==== Dataset ====

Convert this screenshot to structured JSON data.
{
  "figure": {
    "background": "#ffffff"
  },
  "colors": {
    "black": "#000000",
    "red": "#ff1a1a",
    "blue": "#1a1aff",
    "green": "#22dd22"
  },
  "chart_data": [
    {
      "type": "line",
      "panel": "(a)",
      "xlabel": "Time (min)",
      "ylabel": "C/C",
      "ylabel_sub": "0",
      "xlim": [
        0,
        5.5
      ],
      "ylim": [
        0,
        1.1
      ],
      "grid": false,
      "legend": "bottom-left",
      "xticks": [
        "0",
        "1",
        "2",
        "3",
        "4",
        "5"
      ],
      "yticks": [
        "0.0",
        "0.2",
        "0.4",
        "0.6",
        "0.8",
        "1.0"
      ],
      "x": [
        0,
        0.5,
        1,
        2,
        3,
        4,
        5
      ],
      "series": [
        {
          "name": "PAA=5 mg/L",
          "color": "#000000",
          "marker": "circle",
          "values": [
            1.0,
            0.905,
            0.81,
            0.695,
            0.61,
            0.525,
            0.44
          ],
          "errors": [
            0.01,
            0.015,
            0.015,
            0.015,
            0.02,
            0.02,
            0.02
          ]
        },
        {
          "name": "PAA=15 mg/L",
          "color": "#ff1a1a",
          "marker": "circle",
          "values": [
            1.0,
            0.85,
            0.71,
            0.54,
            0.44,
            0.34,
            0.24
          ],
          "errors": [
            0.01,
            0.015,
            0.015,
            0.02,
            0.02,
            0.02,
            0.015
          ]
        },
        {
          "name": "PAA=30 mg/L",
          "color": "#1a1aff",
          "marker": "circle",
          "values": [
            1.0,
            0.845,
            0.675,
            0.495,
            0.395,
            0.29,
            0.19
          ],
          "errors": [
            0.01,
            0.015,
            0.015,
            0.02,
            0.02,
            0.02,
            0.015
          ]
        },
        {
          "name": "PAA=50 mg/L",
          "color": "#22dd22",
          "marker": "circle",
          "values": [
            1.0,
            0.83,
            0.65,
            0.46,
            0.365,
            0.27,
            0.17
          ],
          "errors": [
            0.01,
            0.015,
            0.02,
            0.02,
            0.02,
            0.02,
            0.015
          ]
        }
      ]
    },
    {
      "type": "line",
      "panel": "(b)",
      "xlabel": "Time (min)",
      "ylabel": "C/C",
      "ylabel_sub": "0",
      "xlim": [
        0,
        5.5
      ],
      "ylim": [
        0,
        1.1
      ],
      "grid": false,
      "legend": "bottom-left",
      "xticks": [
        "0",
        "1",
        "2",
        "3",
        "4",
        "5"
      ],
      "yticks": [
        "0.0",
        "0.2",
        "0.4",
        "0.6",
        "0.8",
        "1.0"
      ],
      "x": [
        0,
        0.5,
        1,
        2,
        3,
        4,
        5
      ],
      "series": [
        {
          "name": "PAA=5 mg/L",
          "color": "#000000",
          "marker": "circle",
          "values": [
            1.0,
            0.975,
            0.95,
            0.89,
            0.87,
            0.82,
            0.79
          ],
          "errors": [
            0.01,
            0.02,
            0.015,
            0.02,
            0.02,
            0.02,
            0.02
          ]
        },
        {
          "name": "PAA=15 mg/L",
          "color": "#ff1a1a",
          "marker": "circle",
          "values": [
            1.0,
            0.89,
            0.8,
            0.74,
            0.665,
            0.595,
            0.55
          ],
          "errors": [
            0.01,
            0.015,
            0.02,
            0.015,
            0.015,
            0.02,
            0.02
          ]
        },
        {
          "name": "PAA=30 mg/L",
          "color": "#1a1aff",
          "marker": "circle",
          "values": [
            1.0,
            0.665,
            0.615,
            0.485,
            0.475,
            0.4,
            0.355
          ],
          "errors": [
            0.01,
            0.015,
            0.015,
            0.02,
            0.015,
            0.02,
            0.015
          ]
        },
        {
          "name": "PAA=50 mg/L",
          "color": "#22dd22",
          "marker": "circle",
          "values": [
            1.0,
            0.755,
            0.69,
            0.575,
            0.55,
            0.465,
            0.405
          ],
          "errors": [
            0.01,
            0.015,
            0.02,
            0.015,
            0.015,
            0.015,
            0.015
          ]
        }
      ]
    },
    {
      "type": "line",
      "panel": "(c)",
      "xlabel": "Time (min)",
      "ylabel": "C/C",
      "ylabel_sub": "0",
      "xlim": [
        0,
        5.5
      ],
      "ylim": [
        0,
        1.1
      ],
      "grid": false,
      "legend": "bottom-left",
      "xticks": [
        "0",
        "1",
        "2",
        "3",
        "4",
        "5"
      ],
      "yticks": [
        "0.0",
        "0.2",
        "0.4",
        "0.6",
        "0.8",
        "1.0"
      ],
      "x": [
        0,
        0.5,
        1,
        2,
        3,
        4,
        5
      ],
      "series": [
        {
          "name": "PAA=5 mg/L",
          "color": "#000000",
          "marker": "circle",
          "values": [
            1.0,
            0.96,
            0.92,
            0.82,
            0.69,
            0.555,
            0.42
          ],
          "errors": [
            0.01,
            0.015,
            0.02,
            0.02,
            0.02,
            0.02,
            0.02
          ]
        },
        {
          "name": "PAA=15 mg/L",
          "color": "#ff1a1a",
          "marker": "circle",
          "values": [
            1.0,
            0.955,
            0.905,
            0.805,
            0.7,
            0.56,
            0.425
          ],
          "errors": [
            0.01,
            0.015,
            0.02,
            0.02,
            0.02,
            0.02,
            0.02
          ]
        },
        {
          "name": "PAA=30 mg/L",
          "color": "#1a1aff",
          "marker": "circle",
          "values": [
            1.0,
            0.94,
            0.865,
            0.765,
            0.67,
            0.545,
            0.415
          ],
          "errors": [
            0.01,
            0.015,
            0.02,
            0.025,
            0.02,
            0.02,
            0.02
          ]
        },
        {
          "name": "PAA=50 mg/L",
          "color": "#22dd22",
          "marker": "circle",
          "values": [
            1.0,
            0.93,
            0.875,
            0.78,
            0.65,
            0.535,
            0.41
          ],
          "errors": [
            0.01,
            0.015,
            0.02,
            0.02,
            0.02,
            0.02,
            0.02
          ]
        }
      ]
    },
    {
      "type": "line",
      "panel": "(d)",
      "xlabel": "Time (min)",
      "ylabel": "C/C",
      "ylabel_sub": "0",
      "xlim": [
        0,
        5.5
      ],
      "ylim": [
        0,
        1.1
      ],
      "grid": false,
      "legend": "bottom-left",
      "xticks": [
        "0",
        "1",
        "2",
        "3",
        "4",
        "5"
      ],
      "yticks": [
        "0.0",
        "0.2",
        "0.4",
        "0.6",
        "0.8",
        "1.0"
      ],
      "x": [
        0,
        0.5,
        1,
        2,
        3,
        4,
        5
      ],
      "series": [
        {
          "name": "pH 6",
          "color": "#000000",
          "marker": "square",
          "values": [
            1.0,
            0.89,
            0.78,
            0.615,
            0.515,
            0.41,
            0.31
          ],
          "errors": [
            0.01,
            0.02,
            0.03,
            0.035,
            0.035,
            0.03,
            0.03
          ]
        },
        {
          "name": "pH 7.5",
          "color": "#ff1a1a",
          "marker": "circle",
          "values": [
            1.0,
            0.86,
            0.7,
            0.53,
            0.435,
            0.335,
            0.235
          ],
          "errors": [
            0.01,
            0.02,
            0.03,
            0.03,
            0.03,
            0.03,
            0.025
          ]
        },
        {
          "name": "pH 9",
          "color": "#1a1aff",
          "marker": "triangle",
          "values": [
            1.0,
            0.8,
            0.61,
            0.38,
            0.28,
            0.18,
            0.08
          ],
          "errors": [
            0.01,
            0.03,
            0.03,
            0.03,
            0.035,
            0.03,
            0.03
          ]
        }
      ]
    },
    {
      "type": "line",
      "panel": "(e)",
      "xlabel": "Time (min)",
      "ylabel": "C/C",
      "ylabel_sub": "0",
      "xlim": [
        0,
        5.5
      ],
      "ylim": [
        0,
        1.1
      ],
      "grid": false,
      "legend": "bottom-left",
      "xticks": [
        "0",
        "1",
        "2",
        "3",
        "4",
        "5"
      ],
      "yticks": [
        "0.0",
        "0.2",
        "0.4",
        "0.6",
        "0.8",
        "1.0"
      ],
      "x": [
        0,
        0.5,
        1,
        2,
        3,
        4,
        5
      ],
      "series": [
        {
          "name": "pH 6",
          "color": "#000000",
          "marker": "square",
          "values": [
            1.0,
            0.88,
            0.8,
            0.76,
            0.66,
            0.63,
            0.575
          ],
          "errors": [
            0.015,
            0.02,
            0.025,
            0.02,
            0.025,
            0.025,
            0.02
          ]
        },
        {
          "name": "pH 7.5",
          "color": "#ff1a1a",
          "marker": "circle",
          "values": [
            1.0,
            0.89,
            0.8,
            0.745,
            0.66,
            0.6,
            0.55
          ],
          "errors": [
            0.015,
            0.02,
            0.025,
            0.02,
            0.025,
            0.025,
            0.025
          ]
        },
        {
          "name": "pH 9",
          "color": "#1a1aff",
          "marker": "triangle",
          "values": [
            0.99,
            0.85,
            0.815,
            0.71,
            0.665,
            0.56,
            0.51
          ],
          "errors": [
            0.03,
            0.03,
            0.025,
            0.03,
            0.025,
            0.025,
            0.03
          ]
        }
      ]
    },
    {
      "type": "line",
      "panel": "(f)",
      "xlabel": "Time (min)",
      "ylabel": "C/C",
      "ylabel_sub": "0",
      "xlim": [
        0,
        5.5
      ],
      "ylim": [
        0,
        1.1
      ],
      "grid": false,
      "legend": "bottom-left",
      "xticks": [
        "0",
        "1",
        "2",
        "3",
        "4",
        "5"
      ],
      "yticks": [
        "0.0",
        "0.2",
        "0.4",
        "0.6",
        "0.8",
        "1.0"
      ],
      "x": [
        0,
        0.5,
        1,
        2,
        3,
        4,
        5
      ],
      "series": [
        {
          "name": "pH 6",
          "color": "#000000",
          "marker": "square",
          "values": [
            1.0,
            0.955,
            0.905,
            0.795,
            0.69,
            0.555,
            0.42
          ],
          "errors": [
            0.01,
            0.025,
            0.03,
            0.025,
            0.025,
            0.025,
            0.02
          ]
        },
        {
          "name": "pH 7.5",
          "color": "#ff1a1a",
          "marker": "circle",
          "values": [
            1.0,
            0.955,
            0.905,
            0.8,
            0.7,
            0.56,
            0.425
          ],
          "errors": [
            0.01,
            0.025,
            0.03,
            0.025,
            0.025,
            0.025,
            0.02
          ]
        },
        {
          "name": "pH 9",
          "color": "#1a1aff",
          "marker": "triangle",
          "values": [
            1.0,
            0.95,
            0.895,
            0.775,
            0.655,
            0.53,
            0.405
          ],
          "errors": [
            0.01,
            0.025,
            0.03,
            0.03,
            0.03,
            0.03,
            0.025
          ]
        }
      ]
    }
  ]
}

====

## Task to carry out
How many lines of these entries contain the string "panel"? Reply with the number alone.

## Final result
6